Written task. Retype the material in full, keeping every word the same.

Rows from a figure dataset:
* BEGIN *

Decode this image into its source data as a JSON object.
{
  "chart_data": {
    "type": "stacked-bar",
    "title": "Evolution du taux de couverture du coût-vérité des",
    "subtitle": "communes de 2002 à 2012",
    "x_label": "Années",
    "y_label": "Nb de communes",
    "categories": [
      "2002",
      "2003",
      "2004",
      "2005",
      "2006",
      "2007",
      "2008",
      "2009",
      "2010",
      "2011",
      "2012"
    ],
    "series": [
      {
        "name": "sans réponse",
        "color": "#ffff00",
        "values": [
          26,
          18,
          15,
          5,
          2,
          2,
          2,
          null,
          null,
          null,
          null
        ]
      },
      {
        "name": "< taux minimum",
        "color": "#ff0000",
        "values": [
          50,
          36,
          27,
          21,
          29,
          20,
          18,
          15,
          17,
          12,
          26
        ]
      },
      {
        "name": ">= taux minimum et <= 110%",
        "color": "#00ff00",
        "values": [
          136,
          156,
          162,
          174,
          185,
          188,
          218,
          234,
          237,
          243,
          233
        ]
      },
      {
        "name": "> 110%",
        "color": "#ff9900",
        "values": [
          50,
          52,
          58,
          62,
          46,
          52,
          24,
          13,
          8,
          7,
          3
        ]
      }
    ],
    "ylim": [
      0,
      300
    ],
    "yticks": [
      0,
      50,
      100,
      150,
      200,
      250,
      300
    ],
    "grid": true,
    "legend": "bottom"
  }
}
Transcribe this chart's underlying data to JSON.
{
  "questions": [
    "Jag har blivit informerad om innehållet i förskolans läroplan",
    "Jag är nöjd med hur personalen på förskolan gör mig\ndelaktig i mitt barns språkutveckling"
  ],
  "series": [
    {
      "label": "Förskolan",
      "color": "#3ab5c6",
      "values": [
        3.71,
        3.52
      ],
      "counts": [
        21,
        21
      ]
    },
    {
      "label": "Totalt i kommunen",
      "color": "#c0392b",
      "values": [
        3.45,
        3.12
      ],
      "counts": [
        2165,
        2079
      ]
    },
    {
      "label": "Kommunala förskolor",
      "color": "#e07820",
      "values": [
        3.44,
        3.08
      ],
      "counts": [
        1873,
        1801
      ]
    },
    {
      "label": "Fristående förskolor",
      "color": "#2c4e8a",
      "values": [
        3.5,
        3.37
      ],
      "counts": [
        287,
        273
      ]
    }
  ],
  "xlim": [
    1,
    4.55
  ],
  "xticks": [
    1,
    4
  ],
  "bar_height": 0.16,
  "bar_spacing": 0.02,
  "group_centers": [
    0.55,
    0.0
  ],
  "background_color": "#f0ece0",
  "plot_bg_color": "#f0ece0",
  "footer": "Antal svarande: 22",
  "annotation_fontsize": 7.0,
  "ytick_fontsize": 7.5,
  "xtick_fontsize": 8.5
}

* END *

Response to the task.
Decode this image into its source data as a JSON object.
{
  "chart_data": {
    "type": "stacked-bar",
    "title": "Evolution du taux de couverture du coût-vérité des",
    "subtitle": "communes de 2002 à 2012",
    "x_label": "Années",
    "y_label": "Nb de communes",
    "categories": [
      "2002",
      "2003",
      "2004",
      "2005",
      "2006",
      "2007",
      "2008",
      "2009",
      "2010",
      "2011",
      "2012"
    ],
    "series": [
      {
        "name": "sans réponse",
        "color": "#ffff00",
        "values": [
          26,
          18,
          15,
          5,
          2,
          2,
          2,
          null,
          null,
          null,
          null
        ]
      },
      {
        "name": "< taux minimum",
        "color": "#ff0000",
        "values": [
          50,
          36,
          27,
          21,
          29,
          20,
          18,
          15,
          17,
          12,
          26
        ]
      },
      {
        "name": ">= taux minimum et <= 110%",
        "color": "#00ff00",
        "values": [
          136,
          156,
          162,
          174,
          185,
          188,
          218,
          234,
          237,
          243,
          233
        ]
      },
      {
        "name": "> 110%",
        "color": "#ff9900",
        "values": [
          50,
          52,
          58,
          62,
          46,
          52,
          24,
          13,
          8,
          7,
          3
        ]
      }
    ],
    "ylim": [
      0,
      300
    ],
    "yticks": [
      0,
      50,
      100,
      150,
      200,
      250,
      300
    ],
    "grid": true,
    "legend": "bottom"
  }
}
Transcribe this chart's underlying data to JSON.
{
  "questions": [
    "Jag har blivit informerad om innehållet i förskolans läroplan",
    "Jag är nöjd med hur personalen på förskolan gör mig\ndelaktig i mitt barns språkutveckling"
  ],
  "series": [
    {
      "label": "Förskolan",
      "color": "#3ab5c6",
      "values": [
        3.71,
        3.52
      ],
      "counts": [
        21,
        21
      ]
    },
    {
      "label": "Totalt i kommunen",
      "color": "#c0392b",
      "values": [
        3.45,
        3.12
      ],
      "counts": [
        2165,
        2079
      ]
    },
    {
      "label": "Kommunala förskolor",
      "color": "#e07820",
      "values": [
        3.44,
        3.08
      ],
      "counts": [
        1873,
        1801
      ]
    },
    {
      "label": "Fristående förskolor",
      "color": "#2c4e8a",
      "values": [
        3.5,
        3.37
      ],
      "counts": [
        287,
        273
      ]
    }
  ],
  "xlim": [
    1,
    4.55
  ],
  "xticks": [
    1,
    4
  ],
  "bar_height": 0.16,
  "bar_spacing": 0.02,
  "group_centers": [
    0.55,
    0.0
  ],
  "background_color": "#f0ece0",
  "plot_bg_color": "#f0ece0",
  "footer": "Antal svarande: 22",
  "annotation_fontsize": 7.0,
  "ytick_fontsize": 7.5,
  "xtick_fontsize": 8.5
}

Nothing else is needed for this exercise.